# Entries:
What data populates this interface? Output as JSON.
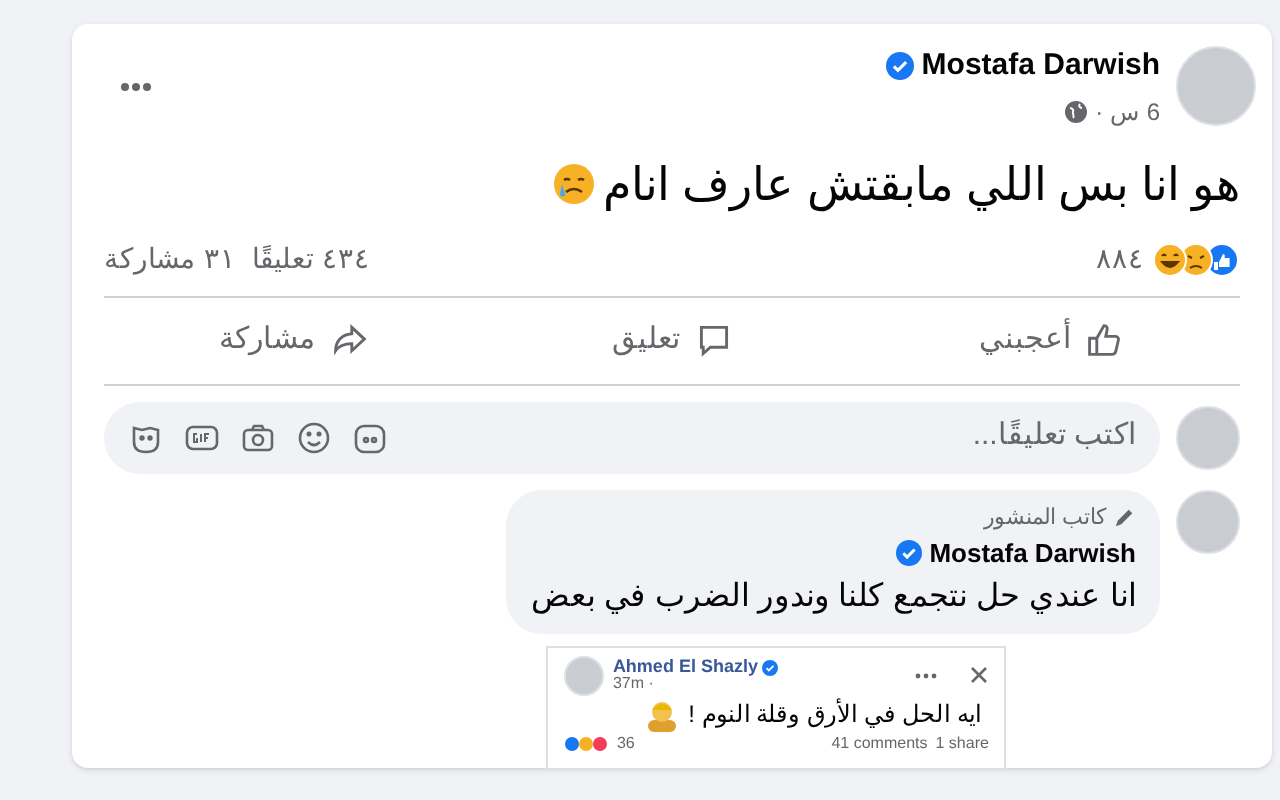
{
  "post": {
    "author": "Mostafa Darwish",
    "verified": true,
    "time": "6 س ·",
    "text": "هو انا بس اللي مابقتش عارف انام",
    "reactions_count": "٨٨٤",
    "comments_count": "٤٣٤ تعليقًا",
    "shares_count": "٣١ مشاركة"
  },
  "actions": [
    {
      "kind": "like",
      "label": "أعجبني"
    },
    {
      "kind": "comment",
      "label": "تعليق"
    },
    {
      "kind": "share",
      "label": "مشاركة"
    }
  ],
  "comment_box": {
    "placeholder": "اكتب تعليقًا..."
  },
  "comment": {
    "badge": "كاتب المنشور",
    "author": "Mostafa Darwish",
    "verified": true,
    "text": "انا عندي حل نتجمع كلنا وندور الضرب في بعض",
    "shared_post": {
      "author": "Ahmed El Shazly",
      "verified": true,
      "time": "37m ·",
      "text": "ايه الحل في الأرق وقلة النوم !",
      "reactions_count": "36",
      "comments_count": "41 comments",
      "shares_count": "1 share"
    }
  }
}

# Request:
In your copy of the records, include no pictures; repeat everything else exactly.

# Answer to this exercise:
What data populates this interface? Output as JSON.
{
  "post": {
    "author": "Mostafa Darwish",
    "verified": true,
    "time": "6 س ·",
    "text": "هو انا بس اللي مابقتش عارف انام",
    "reactions_count": "٨٨٤",
    "comments_count": "٤٣٤ تعليقًا",
    "shares_count": "٣١ مشاركة"
  },
  "actions": [
    {
      "kind": "like",
      "label": "أعجبني"
    },
    {
      "kind": "comment",
      "label": "تعليق"
    },
    {
      "kind": "share",
      "label": "مشاركة"
    }
  ],
  "comment_box": {
    "placeholder": "اكتب تعليقًا..."
  },
  "comment": {
    "badge": "كاتب المنشور",
    "author": "Mostafa Darwish",
    "verified": true,
    "text": "انا عندي حل نتجمع كلنا وندور الضرب في بعض",
    "shared_post": {
      "author": "Ahmed El Shazly",
      "verified": true,
      "time": "37m ·",
      "text": "ايه الحل في الأرق وقلة النوم !",
      "reactions_count": "36",
      "comments_count": "41 comments",
      "shares_count": "1 share"
    }
  }
}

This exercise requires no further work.